Stored items from a collection
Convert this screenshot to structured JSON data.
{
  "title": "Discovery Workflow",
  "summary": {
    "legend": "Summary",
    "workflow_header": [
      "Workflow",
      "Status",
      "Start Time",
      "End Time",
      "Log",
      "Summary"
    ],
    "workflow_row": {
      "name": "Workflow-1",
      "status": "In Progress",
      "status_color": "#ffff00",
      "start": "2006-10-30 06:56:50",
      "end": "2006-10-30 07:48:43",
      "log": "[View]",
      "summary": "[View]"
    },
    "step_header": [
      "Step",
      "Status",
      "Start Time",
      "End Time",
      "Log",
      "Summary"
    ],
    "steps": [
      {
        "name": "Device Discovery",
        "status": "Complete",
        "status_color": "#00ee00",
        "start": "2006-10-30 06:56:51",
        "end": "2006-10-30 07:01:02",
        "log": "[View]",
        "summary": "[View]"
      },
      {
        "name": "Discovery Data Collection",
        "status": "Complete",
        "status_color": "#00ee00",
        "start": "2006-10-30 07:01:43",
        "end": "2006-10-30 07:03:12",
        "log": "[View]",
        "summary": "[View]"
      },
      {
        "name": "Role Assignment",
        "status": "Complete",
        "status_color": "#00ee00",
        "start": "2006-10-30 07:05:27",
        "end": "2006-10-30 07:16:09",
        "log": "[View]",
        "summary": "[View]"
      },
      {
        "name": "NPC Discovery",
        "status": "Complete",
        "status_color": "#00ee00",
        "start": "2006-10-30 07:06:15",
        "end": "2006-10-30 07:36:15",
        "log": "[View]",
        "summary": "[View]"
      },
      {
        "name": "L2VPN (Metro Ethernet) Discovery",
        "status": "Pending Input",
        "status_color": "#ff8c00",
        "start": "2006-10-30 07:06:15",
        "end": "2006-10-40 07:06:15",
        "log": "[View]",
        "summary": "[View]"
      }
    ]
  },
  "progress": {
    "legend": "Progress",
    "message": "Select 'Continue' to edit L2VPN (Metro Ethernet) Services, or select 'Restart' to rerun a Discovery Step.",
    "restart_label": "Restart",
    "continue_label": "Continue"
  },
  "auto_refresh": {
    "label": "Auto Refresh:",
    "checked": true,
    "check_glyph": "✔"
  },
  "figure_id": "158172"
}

_PROMPT_.
Reproduce the listing above verbatim, from first line to last.

_SOLUTION FOR THIS TASK_.
Convert this screenshot to structured JSON data.
{
  "title": "Discovery Workflow",
  "summary": {
    "legend": "Summary",
    "workflow_header": [
      "Workflow",
      "Status",
      "Start Time",
      "End Time",
      "Log",
      "Summary"
    ],
    "workflow_row": {
      "name": "Workflow-1",
      "status": "In Progress",
      "status_color": "#ffff00",
      "start": "2006-10-30 06:56:50",
      "end": "2006-10-30 07:48:43",
      "log": "[View]",
      "summary": "[View]"
    },
    "step_header": [
      "Step",
      "Status",
      "Start Time",
      "End Time",
      "Log",
      "Summary"
    ],
    "steps": [
      {
        "name": "Device Discovery",
        "status": "Complete",
        "status_color": "#00ee00",
        "start": "2006-10-30 06:56:51",
        "end": "2006-10-30 07:01:02",
        "log": "[View]",
        "summary": "[View]"
      },
      {
        "name": "Discovery Data Collection",
        "status": "Complete",
        "status_color": "#00ee00",
        "start": "2006-10-30 07:01:43",
        "end": "2006-10-30 07:03:12",
        "log": "[View]",
        "summary": "[View]"
      },
      {
        "name": "Role Assignment",
        "status": "Complete",
        "status_color": "#00ee00",
        "start": "2006-10-30 07:05:27",
        "end": "2006-10-30 07:16:09",
        "log": "[View]",
        "summary": "[View]"
      },
      {
        "name": "NPC Discovery",
        "status": "Complete",
        "status_color": "#00ee00",
        "start": "2006-10-30 07:06:15",
        "end": "2006-10-30 07:36:15",
        "log": "[View]",
        "summary": "[View]"
      },
      {
        "name": "L2VPN (Metro Ethernet) Discovery",
        "status": "Pending Input",
        "status_color": "#ff8c00",
        "start": "2006-10-30 07:06:15",
        "end": "2006-10-40 07:06:15",
        "log": "[View]",
        "summary": "[View]"
      }
    ]
  },
  "progress": {
    "legend": "Progress",
    "message": "Select 'Continue' to edit L2VPN (Metro Ethernet) Services, or select 'Restart' to rerun a Discovery Step.",
    "restart_label": "Restart",
    "continue_label": "Continue"
  },
  "auto_refresh": {
    "label": "Auto Refresh:",
    "checked": true,
    "check_glyph": "✔"
  },
  "figure_id": "158172"
}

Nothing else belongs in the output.